## Task requirements
How many of the lines that follow contain the word "this"? Give only the number.

## Data extract
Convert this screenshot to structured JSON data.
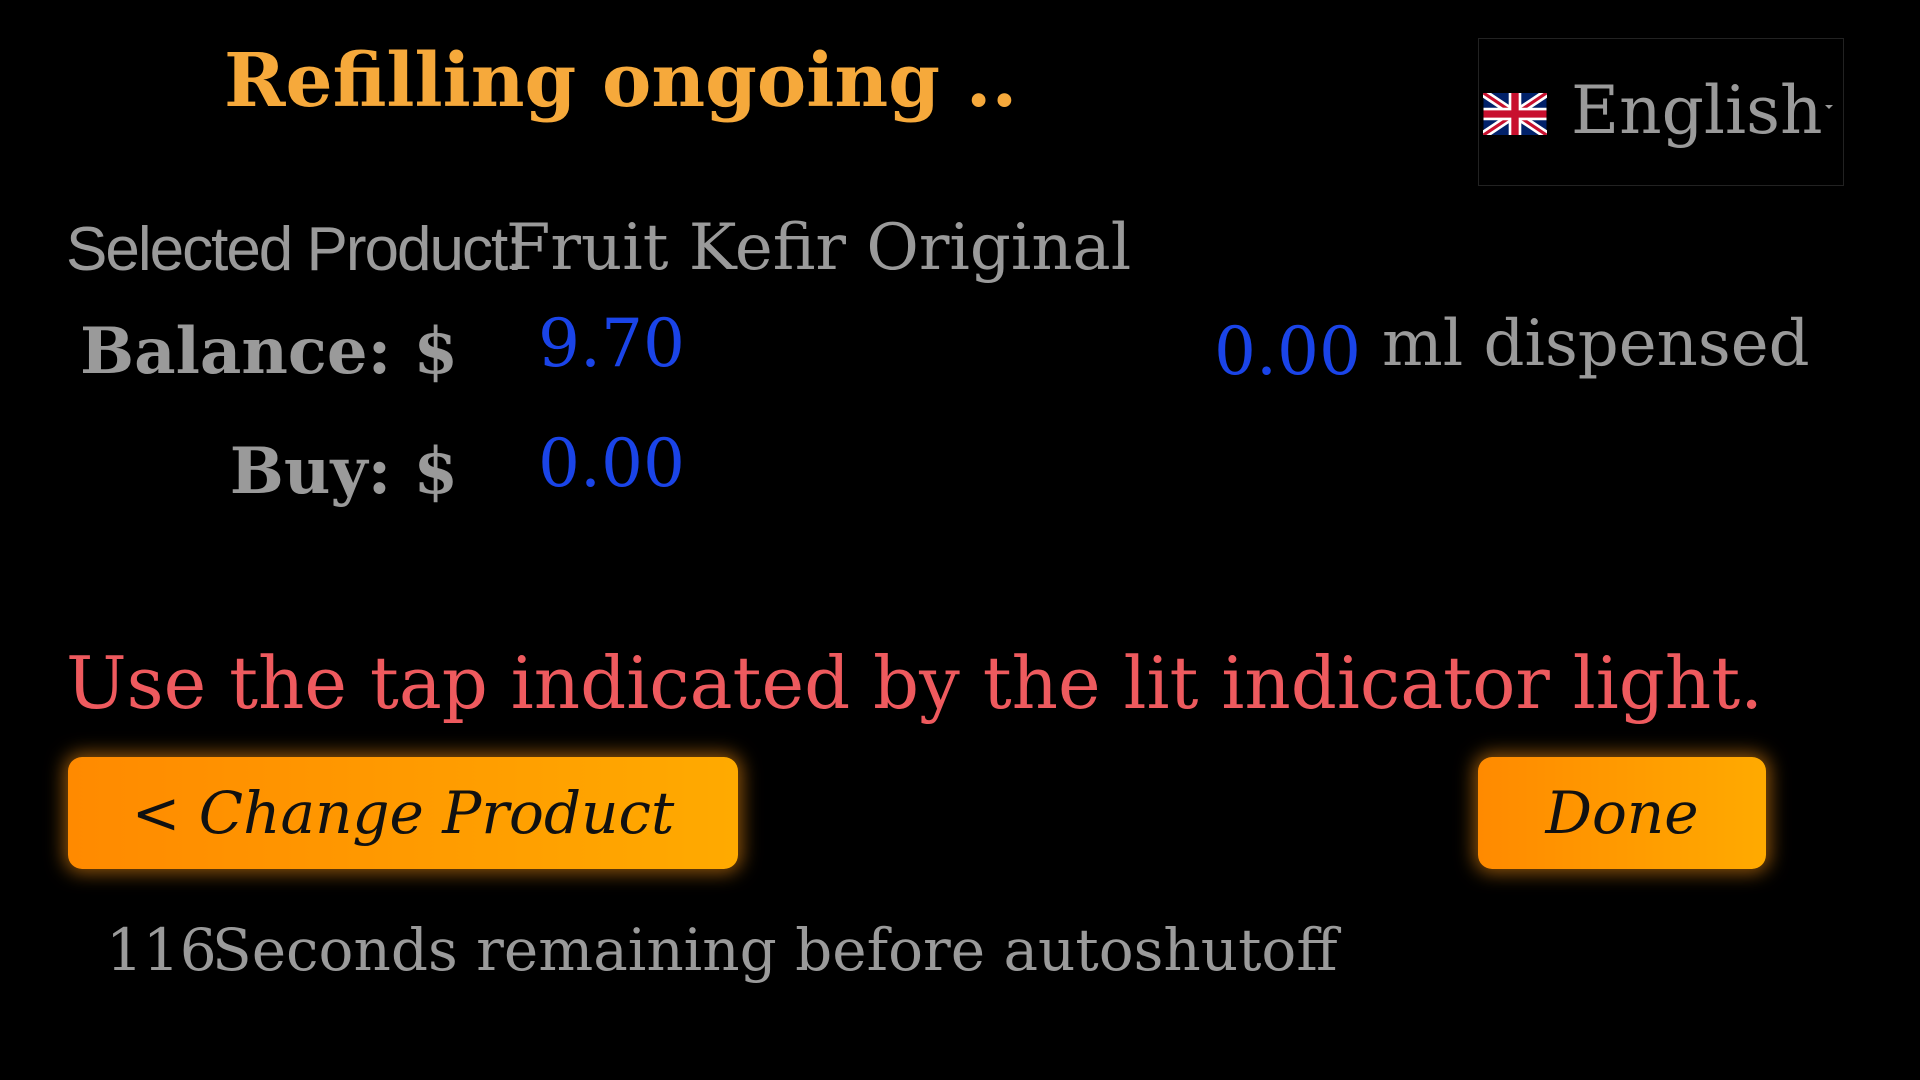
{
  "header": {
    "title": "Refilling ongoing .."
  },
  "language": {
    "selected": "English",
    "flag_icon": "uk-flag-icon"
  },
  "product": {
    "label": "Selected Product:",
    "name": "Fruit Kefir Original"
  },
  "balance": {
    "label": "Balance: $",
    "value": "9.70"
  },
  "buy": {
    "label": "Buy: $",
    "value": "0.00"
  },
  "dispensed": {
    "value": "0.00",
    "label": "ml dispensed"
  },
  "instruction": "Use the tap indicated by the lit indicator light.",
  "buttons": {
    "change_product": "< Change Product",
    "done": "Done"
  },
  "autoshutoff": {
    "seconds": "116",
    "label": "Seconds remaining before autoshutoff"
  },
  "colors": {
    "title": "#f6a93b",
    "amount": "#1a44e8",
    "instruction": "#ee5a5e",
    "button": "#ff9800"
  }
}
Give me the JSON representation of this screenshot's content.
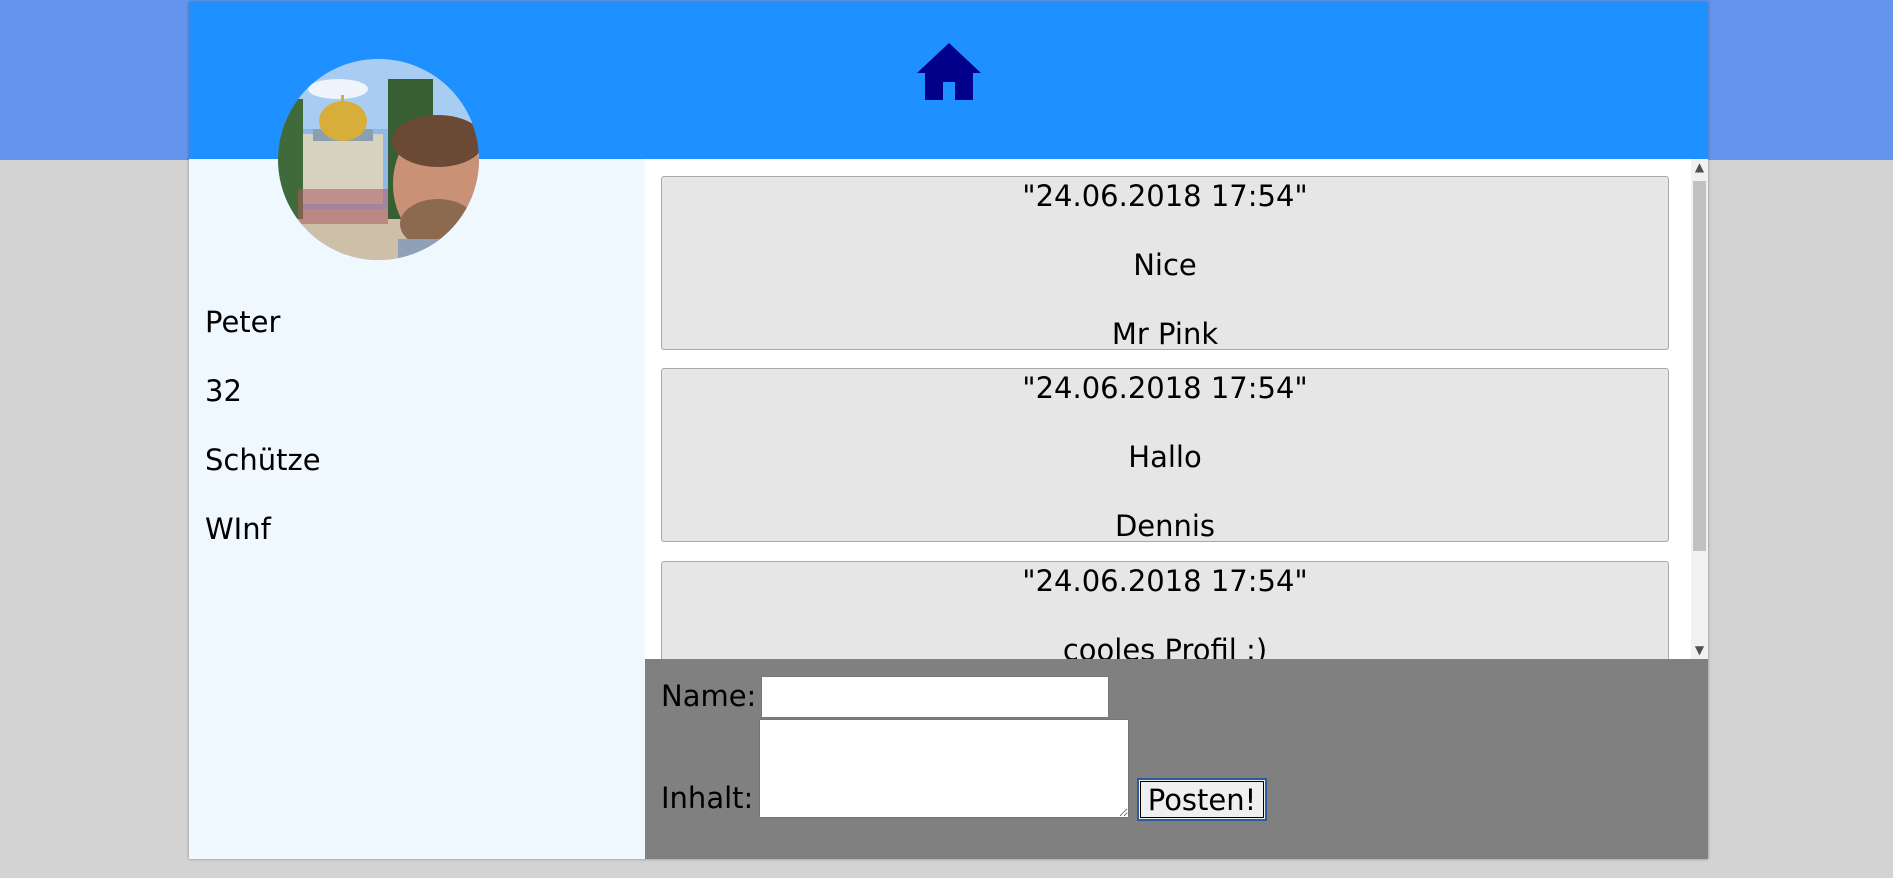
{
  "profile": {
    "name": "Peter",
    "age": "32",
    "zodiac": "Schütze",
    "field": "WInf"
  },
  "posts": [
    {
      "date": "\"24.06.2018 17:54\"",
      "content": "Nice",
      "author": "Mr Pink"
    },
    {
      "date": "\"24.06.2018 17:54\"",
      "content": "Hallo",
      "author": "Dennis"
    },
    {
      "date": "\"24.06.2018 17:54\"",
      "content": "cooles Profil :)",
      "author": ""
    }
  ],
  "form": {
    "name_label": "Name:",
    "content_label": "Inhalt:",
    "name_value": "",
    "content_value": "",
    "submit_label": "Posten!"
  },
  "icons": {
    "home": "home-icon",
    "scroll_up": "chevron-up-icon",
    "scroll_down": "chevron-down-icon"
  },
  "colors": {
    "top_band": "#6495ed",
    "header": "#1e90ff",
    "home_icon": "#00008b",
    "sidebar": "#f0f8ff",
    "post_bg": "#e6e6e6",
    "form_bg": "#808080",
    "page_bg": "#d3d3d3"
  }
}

## Final result
2